• _EXERCISE TASK_
Identify each line in the records below that contains the word "Time", and copy it.

* * *

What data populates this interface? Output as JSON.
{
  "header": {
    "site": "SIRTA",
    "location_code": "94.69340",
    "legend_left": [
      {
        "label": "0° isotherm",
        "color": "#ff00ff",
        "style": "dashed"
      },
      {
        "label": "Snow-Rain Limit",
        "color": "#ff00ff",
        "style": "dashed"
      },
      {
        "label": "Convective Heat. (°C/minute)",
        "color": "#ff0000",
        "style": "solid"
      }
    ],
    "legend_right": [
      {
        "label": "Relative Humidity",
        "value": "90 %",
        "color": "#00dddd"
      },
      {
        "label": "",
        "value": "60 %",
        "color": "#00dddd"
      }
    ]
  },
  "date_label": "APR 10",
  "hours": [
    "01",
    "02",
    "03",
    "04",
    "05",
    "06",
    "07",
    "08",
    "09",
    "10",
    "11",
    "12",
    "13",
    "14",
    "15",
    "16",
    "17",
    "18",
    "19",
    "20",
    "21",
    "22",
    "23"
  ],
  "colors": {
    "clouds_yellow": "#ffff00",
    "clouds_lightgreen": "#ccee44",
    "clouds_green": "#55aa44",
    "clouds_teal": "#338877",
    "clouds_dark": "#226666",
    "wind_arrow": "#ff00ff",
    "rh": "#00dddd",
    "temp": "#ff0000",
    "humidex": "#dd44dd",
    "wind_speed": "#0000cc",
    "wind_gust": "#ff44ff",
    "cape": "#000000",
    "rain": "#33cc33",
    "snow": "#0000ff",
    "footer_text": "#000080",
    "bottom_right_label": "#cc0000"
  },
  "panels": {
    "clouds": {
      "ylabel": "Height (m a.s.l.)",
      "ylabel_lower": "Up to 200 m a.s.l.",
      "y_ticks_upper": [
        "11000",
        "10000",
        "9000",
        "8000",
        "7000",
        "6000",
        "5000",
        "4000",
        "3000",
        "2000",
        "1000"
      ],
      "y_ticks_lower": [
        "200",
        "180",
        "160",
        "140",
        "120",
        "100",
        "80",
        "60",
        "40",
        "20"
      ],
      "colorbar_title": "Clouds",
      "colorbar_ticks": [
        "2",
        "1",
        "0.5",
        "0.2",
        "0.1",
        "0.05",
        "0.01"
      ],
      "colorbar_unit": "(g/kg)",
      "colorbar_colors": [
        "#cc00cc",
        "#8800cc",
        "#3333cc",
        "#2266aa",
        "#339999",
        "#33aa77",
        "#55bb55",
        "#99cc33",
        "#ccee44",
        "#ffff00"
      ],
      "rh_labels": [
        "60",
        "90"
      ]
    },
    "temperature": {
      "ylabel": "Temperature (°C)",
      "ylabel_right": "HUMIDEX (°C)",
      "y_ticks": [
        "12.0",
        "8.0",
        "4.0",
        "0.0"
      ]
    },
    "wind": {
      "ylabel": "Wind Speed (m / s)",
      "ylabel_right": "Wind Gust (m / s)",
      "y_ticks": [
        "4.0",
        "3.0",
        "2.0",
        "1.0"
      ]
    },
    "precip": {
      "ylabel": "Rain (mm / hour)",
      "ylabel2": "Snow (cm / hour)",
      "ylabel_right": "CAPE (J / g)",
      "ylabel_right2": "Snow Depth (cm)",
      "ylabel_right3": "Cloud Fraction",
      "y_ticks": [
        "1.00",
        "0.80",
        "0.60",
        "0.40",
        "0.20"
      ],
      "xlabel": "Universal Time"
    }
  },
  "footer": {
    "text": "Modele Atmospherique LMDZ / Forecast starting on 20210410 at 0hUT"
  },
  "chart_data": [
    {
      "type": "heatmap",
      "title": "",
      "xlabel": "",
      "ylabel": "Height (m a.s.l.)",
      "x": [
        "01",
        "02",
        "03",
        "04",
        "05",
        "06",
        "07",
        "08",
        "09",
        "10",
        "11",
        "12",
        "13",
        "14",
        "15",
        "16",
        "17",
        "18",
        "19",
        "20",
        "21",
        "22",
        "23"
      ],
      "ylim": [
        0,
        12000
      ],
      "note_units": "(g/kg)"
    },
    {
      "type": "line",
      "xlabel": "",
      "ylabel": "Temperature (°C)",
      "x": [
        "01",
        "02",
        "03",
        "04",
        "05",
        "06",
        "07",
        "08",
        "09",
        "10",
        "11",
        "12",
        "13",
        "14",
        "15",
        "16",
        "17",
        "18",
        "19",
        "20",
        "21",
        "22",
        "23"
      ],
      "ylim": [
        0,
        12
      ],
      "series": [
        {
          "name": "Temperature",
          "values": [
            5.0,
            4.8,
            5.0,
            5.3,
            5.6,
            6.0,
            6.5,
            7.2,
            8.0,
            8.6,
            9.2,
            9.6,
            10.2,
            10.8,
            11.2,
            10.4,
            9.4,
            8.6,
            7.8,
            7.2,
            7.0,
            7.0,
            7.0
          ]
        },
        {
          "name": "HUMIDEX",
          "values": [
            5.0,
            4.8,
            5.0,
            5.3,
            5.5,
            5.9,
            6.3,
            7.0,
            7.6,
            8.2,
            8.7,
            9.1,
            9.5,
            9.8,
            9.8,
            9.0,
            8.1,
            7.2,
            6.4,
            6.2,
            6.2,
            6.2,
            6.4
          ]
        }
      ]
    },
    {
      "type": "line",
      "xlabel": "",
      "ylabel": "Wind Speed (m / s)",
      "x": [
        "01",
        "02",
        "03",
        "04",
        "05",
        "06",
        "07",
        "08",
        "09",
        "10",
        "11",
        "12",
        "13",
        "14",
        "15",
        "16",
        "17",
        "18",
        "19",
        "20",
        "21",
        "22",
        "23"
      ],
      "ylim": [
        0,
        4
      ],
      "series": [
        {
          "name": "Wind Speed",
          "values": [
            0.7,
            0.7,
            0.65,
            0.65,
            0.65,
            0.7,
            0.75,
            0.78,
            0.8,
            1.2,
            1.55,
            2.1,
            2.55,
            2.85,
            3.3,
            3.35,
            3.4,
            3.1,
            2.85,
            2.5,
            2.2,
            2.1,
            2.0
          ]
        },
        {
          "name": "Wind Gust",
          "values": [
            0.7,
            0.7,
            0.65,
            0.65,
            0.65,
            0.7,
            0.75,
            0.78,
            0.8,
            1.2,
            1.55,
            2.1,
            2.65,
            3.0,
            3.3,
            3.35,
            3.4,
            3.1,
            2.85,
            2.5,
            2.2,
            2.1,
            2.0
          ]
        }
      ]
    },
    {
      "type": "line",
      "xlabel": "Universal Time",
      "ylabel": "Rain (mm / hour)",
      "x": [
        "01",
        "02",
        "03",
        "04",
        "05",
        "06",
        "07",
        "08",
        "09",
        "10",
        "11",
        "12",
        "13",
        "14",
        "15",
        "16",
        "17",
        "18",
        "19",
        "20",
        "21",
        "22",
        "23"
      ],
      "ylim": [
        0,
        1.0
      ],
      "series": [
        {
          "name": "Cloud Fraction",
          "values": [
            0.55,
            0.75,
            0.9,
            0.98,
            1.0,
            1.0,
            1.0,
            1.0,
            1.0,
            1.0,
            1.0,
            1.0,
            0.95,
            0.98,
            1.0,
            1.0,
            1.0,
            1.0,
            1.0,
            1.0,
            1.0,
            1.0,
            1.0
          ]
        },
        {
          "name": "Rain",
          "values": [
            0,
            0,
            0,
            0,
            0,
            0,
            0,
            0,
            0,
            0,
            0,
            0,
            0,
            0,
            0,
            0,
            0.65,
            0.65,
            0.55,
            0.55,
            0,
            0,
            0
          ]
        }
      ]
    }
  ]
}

* * *

• _ANSWER TO THIS PROBLEM_
      "xlabel": "Universal Time"
      "xlabel": "Universal Time",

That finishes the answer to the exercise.